* START Records to process *
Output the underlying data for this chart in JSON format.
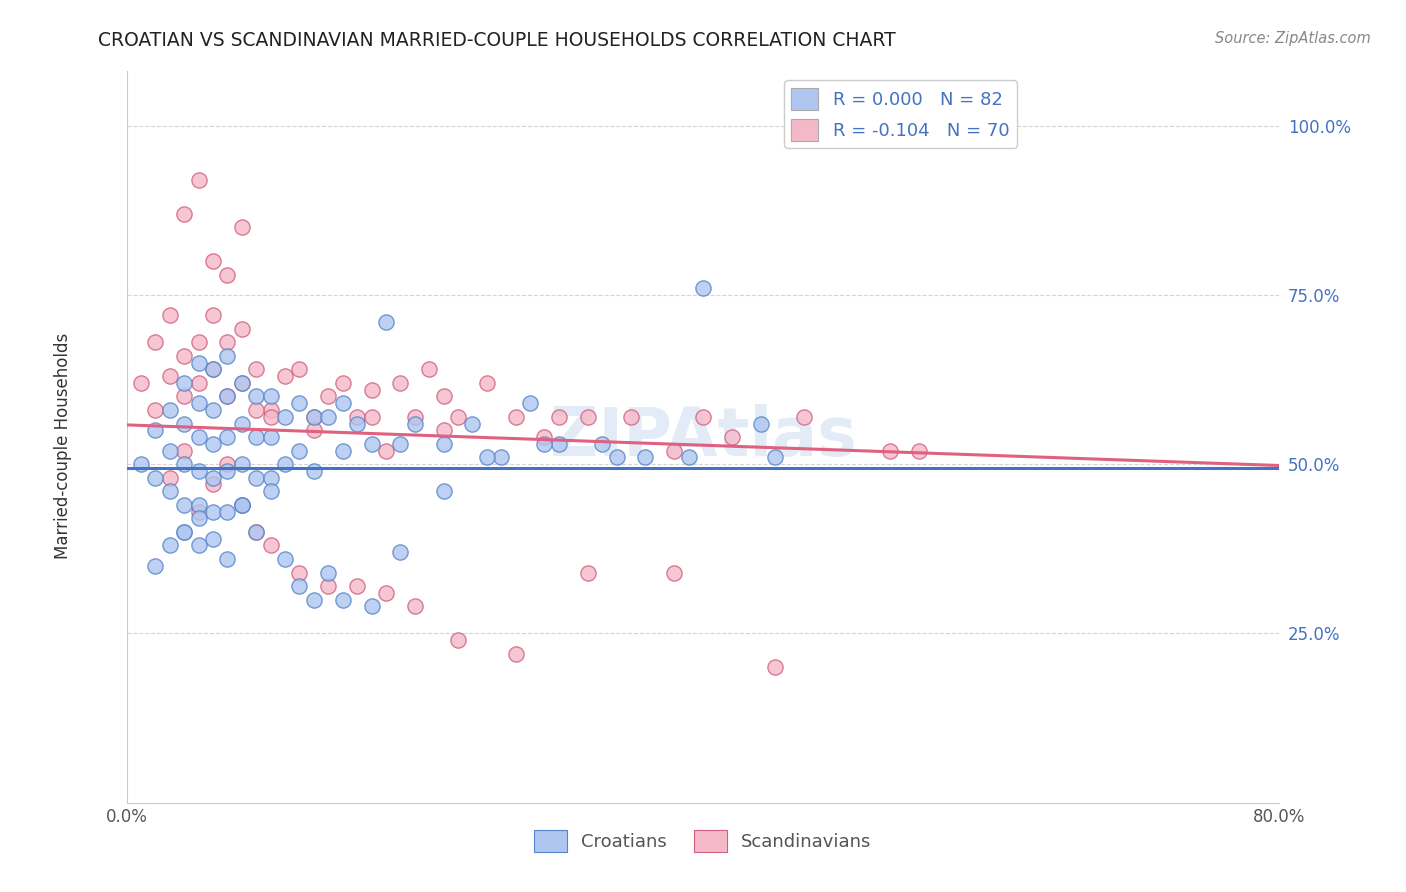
{
  "title": "CROATIAN VS SCANDINAVIAN MARRIED-COUPLE HOUSEHOLDS CORRELATION CHART",
  "source": "Source: ZipAtlas.com",
  "ylabel": "Married-couple Households",
  "ytick_labels": [
    "25.0%",
    "50.0%",
    "75.0%",
    "100.0%"
  ],
  "ytick_values": [
    0.25,
    0.5,
    0.75,
    1.0
  ],
  "xlim": [
    0.0,
    0.8
  ],
  "ylim": [
    0.0,
    1.08
  ],
  "legend": {
    "croatian": {
      "R": "0.000",
      "N": "82",
      "color": "#aec6f0"
    },
    "scandinavian": {
      "R": "-0.104",
      "N": "70",
      "color": "#f5b8c8"
    }
  },
  "trend_croatian": {
    "slope": 0.0,
    "intercept": 0.495,
    "color": "#4472c4",
    "linestyle": "-"
  },
  "trend_scandinavian": {
    "slope": -0.075,
    "intercept": 0.558,
    "color": "#e06080",
    "linestyle": "-"
  },
  "watermark": "ZIPAtlas",
  "background": "#ffffff",
  "grid_color": "#d0d0d0",
  "croatian_scatter_color": "#aec6f0",
  "croatian_scatter_edge": "#5585c8",
  "scandinavian_scatter_color": "#f5b8c8",
  "scandinavian_scatter_edge": "#d06080",
  "croatian_x": [
    0.01,
    0.02,
    0.02,
    0.03,
    0.03,
    0.03,
    0.04,
    0.04,
    0.04,
    0.04,
    0.04,
    0.05,
    0.05,
    0.05,
    0.05,
    0.05,
    0.05,
    0.06,
    0.06,
    0.06,
    0.06,
    0.06,
    0.07,
    0.07,
    0.07,
    0.07,
    0.07,
    0.08,
    0.08,
    0.08,
    0.08,
    0.09,
    0.09,
    0.09,
    0.1,
    0.1,
    0.1,
    0.11,
    0.11,
    0.12,
    0.12,
    0.13,
    0.13,
    0.14,
    0.15,
    0.15,
    0.16,
    0.17,
    0.18,
    0.19,
    0.2,
    0.22,
    0.24,
    0.26,
    0.28,
    0.3,
    0.33,
    0.36,
    0.4,
    0.44,
    0.02,
    0.03,
    0.04,
    0.05,
    0.06,
    0.07,
    0.08,
    0.09,
    0.1,
    0.11,
    0.12,
    0.13,
    0.14,
    0.15,
    0.17,
    0.19,
    0.22,
    0.25,
    0.29,
    0.34,
    0.39,
    0.45
  ],
  "croatian_y": [
    0.5,
    0.55,
    0.48,
    0.58,
    0.52,
    0.46,
    0.62,
    0.56,
    0.5,
    0.44,
    0.4,
    0.65,
    0.59,
    0.54,
    0.49,
    0.44,
    0.38,
    0.64,
    0.58,
    0.53,
    0.48,
    0.43,
    0.66,
    0.6,
    0.54,
    0.49,
    0.43,
    0.62,
    0.56,
    0.5,
    0.44,
    0.6,
    0.54,
    0.48,
    0.6,
    0.54,
    0.48,
    0.57,
    0.5,
    0.59,
    0.52,
    0.57,
    0.49,
    0.57,
    0.59,
    0.52,
    0.56,
    0.53,
    0.71,
    0.53,
    0.56,
    0.53,
    0.56,
    0.51,
    0.59,
    0.53,
    0.53,
    0.51,
    0.76,
    0.56,
    0.35,
    0.38,
    0.4,
    0.42,
    0.39,
    0.36,
    0.44,
    0.4,
    0.46,
    0.36,
    0.32,
    0.3,
    0.34,
    0.3,
    0.29,
    0.37,
    0.46,
    0.51,
    0.53,
    0.51,
    0.51,
    0.51
  ],
  "scandinavian_x": [
    0.01,
    0.02,
    0.02,
    0.03,
    0.03,
    0.04,
    0.04,
    0.05,
    0.05,
    0.06,
    0.06,
    0.07,
    0.07,
    0.08,
    0.08,
    0.09,
    0.1,
    0.11,
    0.12,
    0.13,
    0.14,
    0.15,
    0.16,
    0.17,
    0.18,
    0.19,
    0.2,
    0.21,
    0.22,
    0.23,
    0.25,
    0.27,
    0.29,
    0.32,
    0.35,
    0.38,
    0.42,
    0.47,
    0.53,
    0.03,
    0.04,
    0.05,
    0.06,
    0.07,
    0.08,
    0.09,
    0.1,
    0.12,
    0.14,
    0.16,
    0.18,
    0.2,
    0.23,
    0.27,
    0.32,
    0.38,
    0.45,
    0.04,
    0.05,
    0.06,
    0.07,
    0.08,
    0.09,
    0.1,
    0.13,
    0.17,
    0.22,
    0.3,
    0.4,
    0.55
  ],
  "scandinavian_y": [
    0.62,
    0.58,
    0.68,
    0.63,
    0.72,
    0.66,
    0.6,
    0.68,
    0.62,
    0.72,
    0.64,
    0.68,
    0.6,
    0.7,
    0.62,
    0.64,
    0.58,
    0.63,
    0.64,
    0.57,
    0.6,
    0.62,
    0.57,
    0.57,
    0.52,
    0.62,
    0.57,
    0.64,
    0.6,
    0.57,
    0.62,
    0.57,
    0.54,
    0.57,
    0.57,
    0.52,
    0.54,
    0.57,
    0.52,
    0.48,
    0.52,
    0.43,
    0.47,
    0.5,
    0.44,
    0.4,
    0.38,
    0.34,
    0.32,
    0.32,
    0.31,
    0.29,
    0.24,
    0.22,
    0.34,
    0.34,
    0.2,
    0.87,
    0.92,
    0.8,
    0.78,
    0.85,
    0.58,
    0.57,
    0.55,
    0.61,
    0.55,
    0.57,
    0.57,
    0.52
  ]
}
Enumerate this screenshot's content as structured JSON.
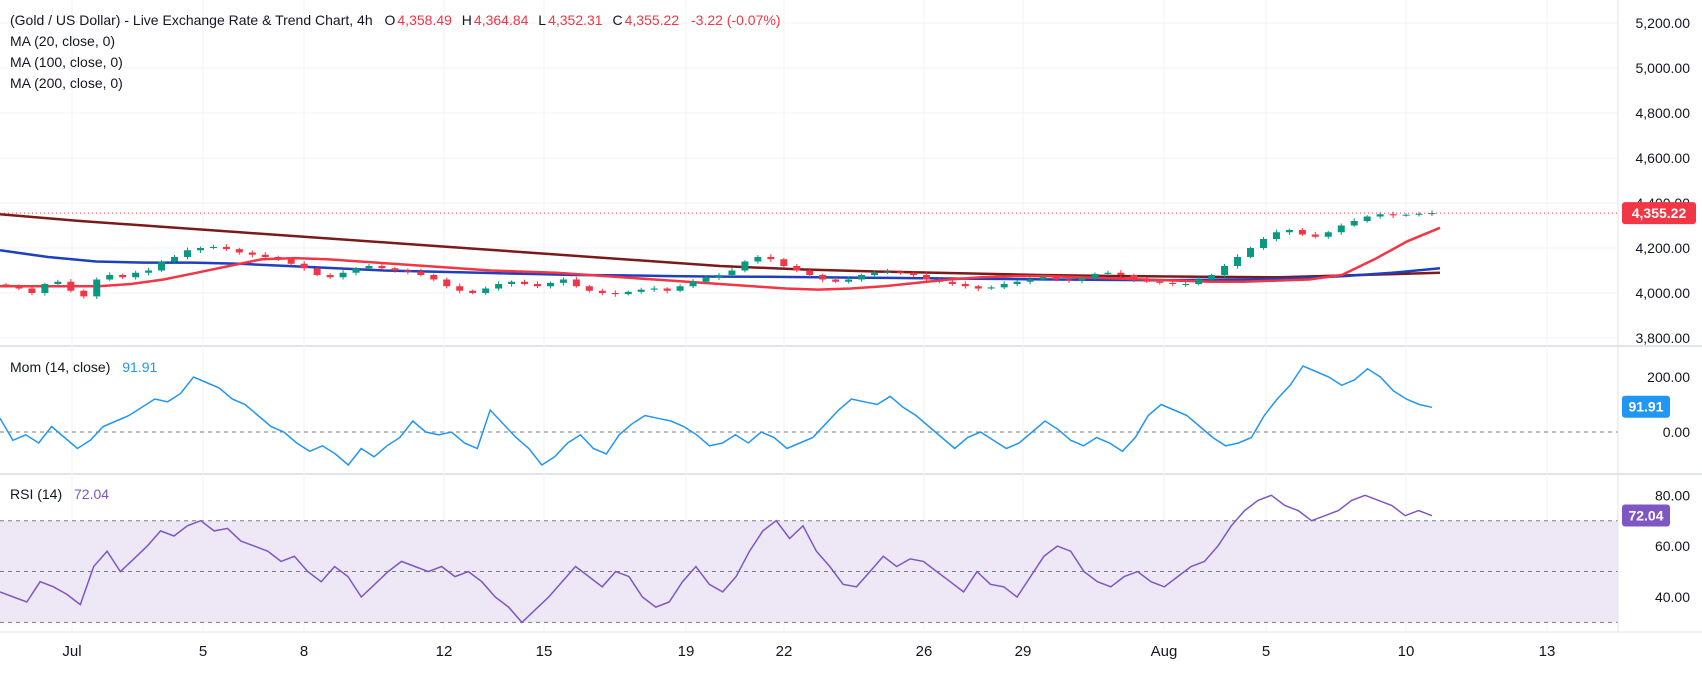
* END Records to process *
▶ [What needs to be done]: The entries above should be reproduced exactly, without their pictures.

▶ [Written answer]:
Output the underlying data for this chart in JSON format.
{
  "title": "CROATIAN VS SCANDINAVIAN MARRIED-COUPLE HOUSEHOLDS CORRELATION CHART",
  "source": "Source: ZipAtlas.com",
  "ylabel": "Married-couple Households",
  "ytick_labels": [
    "25.0%",
    "50.0%",
    "75.0%",
    "100.0%"
  ],
  "ytick_values": [
    0.25,
    0.5,
    0.75,
    1.0
  ],
  "xlim": [
    0.0,
    0.8
  ],
  "ylim": [
    0.0,
    1.08
  ],
  "legend": {
    "croatian": {
      "R": "0.000",
      "N": "82",
      "color": "#aec6f0"
    },
    "scandinavian": {
      "R": "-0.104",
      "N": "70",
      "color": "#f5b8c8"
    }
  },
  "trend_croatian": {
    "slope": 0.0,
    "intercept": 0.495,
    "color": "#4472c4",
    "linestyle": "-"
  },
  "trend_scandinavian": {
    "slope": -0.075,
    "intercept": 0.558,
    "color": "#e06080",
    "linestyle": "-"
  },
  "watermark": "ZIPAtlas",
  "background": "#ffffff",
  "grid_color": "#d0d0d0",
  "croatian_scatter_color": "#aec6f0",
  "croatian_scatter_edge": "#5585c8",
  "scandinavian_scatter_color": "#f5b8c8",
  "scandinavian_scatter_edge": "#d06080",
  "croatian_x": [
    0.01,
    0.02,
    0.02,
    0.03,
    0.03,
    0.03,
    0.04,
    0.04,
    0.04,
    0.04,
    0.04,
    0.05,
    0.05,
    0.05,
    0.05,
    0.05,
    0.05,
    0.06,
    0.06,
    0.06,
    0.06,
    0.06,
    0.07,
    0.07,
    0.07,
    0.07,
    0.07,
    0.08,
    0.08,
    0.08,
    0.08,
    0.09,
    0.09,
    0.09,
    0.1,
    0.1,
    0.1,
    0.11,
    0.11,
    0.12,
    0.12,
    0.13,
    0.13,
    0.14,
    0.15,
    0.15,
    0.16,
    0.17,
    0.18,
    0.19,
    0.2,
    0.22,
    0.24,
    0.26,
    0.28,
    0.3,
    0.33,
    0.36,
    0.4,
    0.44,
    0.02,
    0.03,
    0.04,
    0.05,
    0.06,
    0.07,
    0.08,
    0.09,
    0.1,
    0.11,
    0.12,
    0.13,
    0.14,
    0.15,
    0.17,
    0.19,
    0.22,
    0.25,
    0.29,
    0.34,
    0.39,
    0.45
  ],
  "croatian_y": [
    0.5,
    0.55,
    0.48,
    0.58,
    0.52,
    0.46,
    0.62,
    0.56,
    0.5,
    0.44,
    0.4,
    0.65,
    0.59,
    0.54,
    0.49,
    0.44,
    0.38,
    0.64,
    0.58,
    0.53,
    0.48,
    0.43,
    0.66,
    0.6,
    0.54,
    0.49,
    0.43,
    0.62,
    0.56,
    0.5,
    0.44,
    0.6,
    0.54,
    0.48,
    0.6,
    0.54,
    0.48,
    0.57,
    0.5,
    0.59,
    0.52,
    0.57,
    0.49,
    0.57,
    0.59,
    0.52,
    0.56,
    0.53,
    0.71,
    0.53,
    0.56,
    0.53,
    0.56,
    0.51,
    0.59,
    0.53,
    0.53,
    0.51,
    0.76,
    0.56,
    0.35,
    0.38,
    0.4,
    0.42,
    0.39,
    0.36,
    0.44,
    0.4,
    0.46,
    0.36,
    0.32,
    0.3,
    0.34,
    0.3,
    0.29,
    0.37,
    0.46,
    0.51,
    0.53,
    0.51,
    0.51,
    0.51
  ],
  "scandinavian_x": [
    0.01,
    0.02,
    0.02,
    0.03,
    0.03,
    0.04,
    0.04,
    0.05,
    0.05,
    0.06,
    0.06,
    0.07,
    0.07,
    0.08,
    0.08,
    0.09,
    0.1,
    0.11,
    0.12,
    0.13,
    0.14,
    0.15,
    0.16,
    0.17,
    0.18,
    0.19,
    0.2,
    0.21,
    0.22,
    0.23,
    0.25,
    0.27,
    0.29,
    0.32,
    0.35,
    0.38,
    0.42,
    0.47,
    0.53,
    0.03,
    0.04,
    0.05,
    0.06,
    0.07,
    0.08,
    0.09,
    0.1,
    0.12,
    0.14,
    0.16,
    0.18,
    0.2,
    0.23,
    0.27,
    0.32,
    0.38,
    0.45,
    0.04,
    0.05,
    0.06,
    0.07,
    0.08,
    0.09,
    0.1,
    0.13,
    0.17,
    0.22,
    0.3,
    0.4,
    0.55
  ],
  "scandinavian_y": [
    0.62,
    0.58,
    0.68,
    0.63,
    0.72,
    0.66,
    0.6,
    0.68,
    0.62,
    0.72,
    0.64,
    0.68,
    0.6,
    0.7,
    0.62,
    0.64,
    0.58,
    0.63,
    0.64,
    0.57,
    0.6,
    0.62,
    0.57,
    0.57,
    0.52,
    0.62,
    0.57,
    0.64,
    0.6,
    0.57,
    0.62,
    0.57,
    0.54,
    0.57,
    0.57,
    0.52,
    0.54,
    0.57,
    0.52,
    0.48,
    0.52,
    0.43,
    0.47,
    0.5,
    0.44,
    0.4,
    0.38,
    0.34,
    0.32,
    0.32,
    0.31,
    0.29,
    0.24,
    0.22,
    0.34,
    0.34,
    0.2,
    0.87,
    0.92,
    0.8,
    0.78,
    0.85,
    0.58,
    0.57,
    0.55,
    0.61,
    0.55,
    0.57,
    0.57,
    0.52
  ]
}
Enumerate this screenshot's content as structured JSON.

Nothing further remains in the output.